--- start of MATERIAL FOR THIS TASK ---
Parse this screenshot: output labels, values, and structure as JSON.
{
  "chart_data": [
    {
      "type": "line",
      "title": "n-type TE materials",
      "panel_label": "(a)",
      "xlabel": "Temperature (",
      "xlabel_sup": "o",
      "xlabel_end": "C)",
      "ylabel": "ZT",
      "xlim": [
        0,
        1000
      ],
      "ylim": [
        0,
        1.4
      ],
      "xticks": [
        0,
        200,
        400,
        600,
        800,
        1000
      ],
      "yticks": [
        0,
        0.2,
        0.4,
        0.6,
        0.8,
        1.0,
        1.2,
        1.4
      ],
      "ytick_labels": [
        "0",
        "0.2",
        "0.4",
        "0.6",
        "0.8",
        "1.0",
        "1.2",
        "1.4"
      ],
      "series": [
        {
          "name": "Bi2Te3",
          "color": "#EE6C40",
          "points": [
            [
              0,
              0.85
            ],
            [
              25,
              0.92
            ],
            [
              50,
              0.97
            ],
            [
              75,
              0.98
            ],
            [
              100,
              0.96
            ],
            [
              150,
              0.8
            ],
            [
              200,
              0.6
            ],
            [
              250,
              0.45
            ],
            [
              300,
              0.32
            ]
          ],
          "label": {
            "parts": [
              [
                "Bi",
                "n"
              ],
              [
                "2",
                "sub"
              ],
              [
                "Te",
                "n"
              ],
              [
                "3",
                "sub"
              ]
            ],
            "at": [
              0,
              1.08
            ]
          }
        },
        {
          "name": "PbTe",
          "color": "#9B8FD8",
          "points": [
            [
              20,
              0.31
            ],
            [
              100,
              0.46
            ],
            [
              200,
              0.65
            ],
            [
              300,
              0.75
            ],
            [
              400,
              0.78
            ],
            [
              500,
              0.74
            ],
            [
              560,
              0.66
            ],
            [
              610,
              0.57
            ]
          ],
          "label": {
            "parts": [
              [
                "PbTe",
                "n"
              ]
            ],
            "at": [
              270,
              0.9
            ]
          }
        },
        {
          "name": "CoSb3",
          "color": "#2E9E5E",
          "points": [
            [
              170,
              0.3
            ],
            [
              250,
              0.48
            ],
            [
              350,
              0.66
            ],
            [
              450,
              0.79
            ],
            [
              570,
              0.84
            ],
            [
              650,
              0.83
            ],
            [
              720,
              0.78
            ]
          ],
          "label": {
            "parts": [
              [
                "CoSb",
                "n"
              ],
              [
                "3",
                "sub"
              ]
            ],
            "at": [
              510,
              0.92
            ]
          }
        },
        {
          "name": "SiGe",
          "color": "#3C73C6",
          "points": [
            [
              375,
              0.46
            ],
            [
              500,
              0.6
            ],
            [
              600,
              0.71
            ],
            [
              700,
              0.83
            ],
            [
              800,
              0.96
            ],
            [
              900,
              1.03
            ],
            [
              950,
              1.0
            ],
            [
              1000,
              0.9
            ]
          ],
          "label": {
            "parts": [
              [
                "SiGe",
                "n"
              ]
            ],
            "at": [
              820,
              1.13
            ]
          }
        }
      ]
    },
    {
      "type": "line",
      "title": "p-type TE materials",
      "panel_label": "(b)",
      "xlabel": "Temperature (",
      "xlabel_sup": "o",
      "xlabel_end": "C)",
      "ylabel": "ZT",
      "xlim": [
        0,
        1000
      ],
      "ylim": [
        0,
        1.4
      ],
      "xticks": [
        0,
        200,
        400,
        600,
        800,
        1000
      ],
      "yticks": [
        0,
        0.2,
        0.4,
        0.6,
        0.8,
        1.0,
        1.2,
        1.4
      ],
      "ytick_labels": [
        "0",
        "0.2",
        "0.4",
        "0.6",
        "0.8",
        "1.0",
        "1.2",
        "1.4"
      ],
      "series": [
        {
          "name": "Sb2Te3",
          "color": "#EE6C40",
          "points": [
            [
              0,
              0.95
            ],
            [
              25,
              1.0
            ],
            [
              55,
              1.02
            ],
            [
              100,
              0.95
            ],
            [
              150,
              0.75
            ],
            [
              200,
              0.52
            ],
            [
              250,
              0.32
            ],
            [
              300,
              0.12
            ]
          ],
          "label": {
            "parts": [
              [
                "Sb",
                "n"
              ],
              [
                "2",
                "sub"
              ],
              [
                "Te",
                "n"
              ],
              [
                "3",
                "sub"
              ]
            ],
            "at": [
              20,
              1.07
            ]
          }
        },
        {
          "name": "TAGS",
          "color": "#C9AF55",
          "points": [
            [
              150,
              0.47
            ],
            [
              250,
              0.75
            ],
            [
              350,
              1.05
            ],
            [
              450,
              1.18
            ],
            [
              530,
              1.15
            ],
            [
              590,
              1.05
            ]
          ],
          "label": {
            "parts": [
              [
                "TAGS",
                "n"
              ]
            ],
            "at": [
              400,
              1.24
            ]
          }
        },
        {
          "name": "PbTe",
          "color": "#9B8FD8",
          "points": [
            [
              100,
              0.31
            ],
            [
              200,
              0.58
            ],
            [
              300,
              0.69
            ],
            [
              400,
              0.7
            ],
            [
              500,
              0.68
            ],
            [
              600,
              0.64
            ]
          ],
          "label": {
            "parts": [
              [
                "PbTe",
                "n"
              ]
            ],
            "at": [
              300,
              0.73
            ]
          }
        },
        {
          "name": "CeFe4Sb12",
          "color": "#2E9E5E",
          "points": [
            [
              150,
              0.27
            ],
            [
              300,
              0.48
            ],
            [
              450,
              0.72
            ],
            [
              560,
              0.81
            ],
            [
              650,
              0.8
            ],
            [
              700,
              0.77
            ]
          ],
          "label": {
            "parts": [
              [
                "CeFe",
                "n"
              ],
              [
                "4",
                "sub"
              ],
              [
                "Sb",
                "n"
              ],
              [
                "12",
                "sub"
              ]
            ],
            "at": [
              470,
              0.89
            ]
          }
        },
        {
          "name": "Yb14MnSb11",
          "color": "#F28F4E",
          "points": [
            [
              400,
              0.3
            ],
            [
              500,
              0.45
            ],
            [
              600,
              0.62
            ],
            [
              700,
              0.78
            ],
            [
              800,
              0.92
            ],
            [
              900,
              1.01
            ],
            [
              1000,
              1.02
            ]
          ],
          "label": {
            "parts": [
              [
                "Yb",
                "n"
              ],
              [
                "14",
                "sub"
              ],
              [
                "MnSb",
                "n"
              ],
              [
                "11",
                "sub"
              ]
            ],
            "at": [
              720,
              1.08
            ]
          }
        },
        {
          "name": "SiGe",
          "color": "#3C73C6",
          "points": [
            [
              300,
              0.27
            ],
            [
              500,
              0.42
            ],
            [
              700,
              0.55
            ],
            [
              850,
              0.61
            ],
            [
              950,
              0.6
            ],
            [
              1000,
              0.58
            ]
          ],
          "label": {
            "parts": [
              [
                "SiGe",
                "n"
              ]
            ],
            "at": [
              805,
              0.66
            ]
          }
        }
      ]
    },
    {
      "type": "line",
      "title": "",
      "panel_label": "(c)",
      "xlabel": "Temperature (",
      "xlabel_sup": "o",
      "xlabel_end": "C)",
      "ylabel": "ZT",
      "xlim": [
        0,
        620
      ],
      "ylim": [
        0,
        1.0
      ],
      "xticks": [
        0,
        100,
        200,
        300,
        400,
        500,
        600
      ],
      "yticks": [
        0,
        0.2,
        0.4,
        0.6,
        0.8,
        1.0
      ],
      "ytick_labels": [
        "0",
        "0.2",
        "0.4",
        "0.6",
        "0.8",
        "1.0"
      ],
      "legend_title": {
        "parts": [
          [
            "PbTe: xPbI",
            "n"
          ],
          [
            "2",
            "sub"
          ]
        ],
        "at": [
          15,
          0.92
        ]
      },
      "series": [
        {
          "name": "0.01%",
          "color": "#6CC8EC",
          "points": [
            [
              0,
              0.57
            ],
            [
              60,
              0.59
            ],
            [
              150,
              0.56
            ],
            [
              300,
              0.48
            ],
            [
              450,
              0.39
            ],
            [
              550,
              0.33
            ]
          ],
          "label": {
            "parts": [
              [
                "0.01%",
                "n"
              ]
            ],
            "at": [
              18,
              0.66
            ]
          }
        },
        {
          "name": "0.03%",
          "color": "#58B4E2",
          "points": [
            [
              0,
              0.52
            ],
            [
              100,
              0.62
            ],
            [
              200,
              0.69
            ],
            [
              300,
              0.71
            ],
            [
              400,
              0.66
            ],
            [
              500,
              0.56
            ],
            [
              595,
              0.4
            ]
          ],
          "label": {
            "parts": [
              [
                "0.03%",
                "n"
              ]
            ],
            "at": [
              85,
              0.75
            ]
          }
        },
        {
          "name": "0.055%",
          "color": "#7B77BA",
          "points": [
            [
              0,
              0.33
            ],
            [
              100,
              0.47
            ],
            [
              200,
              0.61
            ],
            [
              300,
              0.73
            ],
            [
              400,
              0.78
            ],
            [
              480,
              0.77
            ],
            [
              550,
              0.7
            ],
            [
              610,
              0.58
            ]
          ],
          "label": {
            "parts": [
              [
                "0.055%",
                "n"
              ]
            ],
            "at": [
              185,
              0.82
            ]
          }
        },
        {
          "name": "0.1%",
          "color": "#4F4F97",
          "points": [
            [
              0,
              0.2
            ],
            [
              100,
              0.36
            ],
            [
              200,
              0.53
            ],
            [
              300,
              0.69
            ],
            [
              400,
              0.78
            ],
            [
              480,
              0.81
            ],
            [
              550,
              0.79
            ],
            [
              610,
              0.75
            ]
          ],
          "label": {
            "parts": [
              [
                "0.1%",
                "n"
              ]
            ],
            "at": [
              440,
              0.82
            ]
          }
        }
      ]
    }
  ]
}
--- end of MATERIAL FOR THIS TASK ---
-- EXERCISE TASK --
Collect the lines of the records that include the string "materials".

-- OUTPUT --
      "title": "n-type TE materials",
      "title": "p-type TE materials",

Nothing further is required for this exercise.